Travel and insurance uplift helps drive first quarter revenues at Moneysupermarket

Peter Duffy

The insurance and travel sectors have helped lift the first quarter performance of price comparison website

The group, based in Ewloe, near Chester, issued a trading update that showed total revenues had grown from £92.3m to £106.3m in the period.

Insurance showed a 23% improvement at £50.6m-worth of sales, and travel achieved a 63% uplift at £5.4m in revenues.

One year after the introduction of the FCA General Insurance pricing regulations which significantly reduced the market in Q1 2022, car has recovered strongly supported by double-digit growth in market switching volumes. Travel insurance also grew with revenue at circa 50% above 2019 levels.

Money growth reflected strong promotional offers in banking, although this was partially offset by the continuing weakness in borrowing conversion, particularly in loans.

The Home Services performance benefited from attractive mobile offers. The group launched its first fixed energy tariff since October 2021 at the end of March, but it was a limited size collective deal that will have no material impact on revenue. It said it still does not expect a significant energy switching market in 2023.

Travel grew strongly as the sector continues to recover.

The group said the factors affecting its markets are unchanged from those outlined in the preliminary results in February. But the board said it continues to be confident of delivering market expectations for the year.

Peter Duffy, CEO, said: “This is a strong performance led by recovery in Insurance and Travel. Our strategy of making it easier for people to save on more of their bills is going well and means we’re helping consumers cope with cost of living pressures.”

(Task instructions)
Could you reproduce the article above on Moneysupermarket's first-quarter revenues in full, word for word?

(Entries provided)
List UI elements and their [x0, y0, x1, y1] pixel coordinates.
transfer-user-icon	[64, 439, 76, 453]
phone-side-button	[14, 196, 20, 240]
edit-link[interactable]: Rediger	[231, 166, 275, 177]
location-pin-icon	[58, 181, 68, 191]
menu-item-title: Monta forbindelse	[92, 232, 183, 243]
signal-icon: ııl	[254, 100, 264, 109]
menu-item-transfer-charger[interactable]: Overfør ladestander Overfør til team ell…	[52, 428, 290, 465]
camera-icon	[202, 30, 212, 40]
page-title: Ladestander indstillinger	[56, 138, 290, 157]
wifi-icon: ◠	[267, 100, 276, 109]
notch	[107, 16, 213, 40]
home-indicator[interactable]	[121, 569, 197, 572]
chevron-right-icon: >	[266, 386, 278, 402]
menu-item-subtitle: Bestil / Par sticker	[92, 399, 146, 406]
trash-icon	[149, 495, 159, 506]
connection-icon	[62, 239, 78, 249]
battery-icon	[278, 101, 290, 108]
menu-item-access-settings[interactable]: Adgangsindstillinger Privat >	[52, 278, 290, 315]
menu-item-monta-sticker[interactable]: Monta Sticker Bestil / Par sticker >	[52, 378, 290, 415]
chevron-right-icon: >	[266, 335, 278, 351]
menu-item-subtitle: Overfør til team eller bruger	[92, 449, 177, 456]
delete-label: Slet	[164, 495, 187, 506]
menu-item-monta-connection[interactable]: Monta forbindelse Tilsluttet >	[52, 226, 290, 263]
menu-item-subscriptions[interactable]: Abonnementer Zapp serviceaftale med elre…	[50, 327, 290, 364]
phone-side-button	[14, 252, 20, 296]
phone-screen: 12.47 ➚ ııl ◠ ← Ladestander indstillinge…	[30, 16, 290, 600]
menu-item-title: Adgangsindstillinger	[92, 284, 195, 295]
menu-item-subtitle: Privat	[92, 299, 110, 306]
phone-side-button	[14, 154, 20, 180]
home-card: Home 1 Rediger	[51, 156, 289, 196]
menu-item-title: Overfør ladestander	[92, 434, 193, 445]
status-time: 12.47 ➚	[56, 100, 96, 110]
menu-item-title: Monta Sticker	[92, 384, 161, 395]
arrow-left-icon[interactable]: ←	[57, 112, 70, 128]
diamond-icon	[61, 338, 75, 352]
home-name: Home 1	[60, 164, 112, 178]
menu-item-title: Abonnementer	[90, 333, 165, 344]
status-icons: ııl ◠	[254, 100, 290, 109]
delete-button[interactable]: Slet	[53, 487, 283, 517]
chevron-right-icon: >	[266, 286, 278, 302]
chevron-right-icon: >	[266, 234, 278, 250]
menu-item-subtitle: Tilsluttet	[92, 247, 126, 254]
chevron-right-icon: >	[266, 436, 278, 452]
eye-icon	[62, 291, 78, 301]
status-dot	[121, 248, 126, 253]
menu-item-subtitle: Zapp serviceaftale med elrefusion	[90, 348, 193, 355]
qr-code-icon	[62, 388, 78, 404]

(Exercise output)
Travel and insurance uplift helps drive first quarter revenues at Moneysupermarket

Peter Duffy

The insurance and travel sectors have helped lift the first quarter performance of price comparison website

The group, based in Ewloe, near Chester, issued a trading update that showed total revenues had grown from £92.3m to £106.3m in the period.

Insurance showed a 23% improvement at £50.6m-worth of sales, and travel achieved a 63% uplift at £5.4m in revenues.

One year after the introduction of the FCA General Insurance pricing regulations which significantly reduced the market in Q1 2022, car has recovered strongly supported by double-digit growth in market switching volumes. Travel insurance also grew with revenue at circa 50% above 2019 levels.

Money growth reflected strong promotional offers in banking, although this was partially offset by the continuing weakness in borrowing conversion, particularly in loans.

The Home Services performance benefited from attractive mobile offers. The group launched its first fixed energy tariff since October 2021 at the end of March, but it was a limited size collective deal that will have no material impact on revenue. It said it still does not expect a significant energy switching market in 2023.

Travel grew strongly as the sector continues to recover.

The group said the factors affecting its markets are unchanged from those outlined in the preliminary results in February. But the board said it continues to be confident of delivering market expectations for the year.

Peter Duffy, CEO, said: “This is a strong performance led by recovery in Insurance and Travel. Our strategy of making it easier for people to save on more of their bills is going well and means we’re helping consumers cope with cost of living pressures.”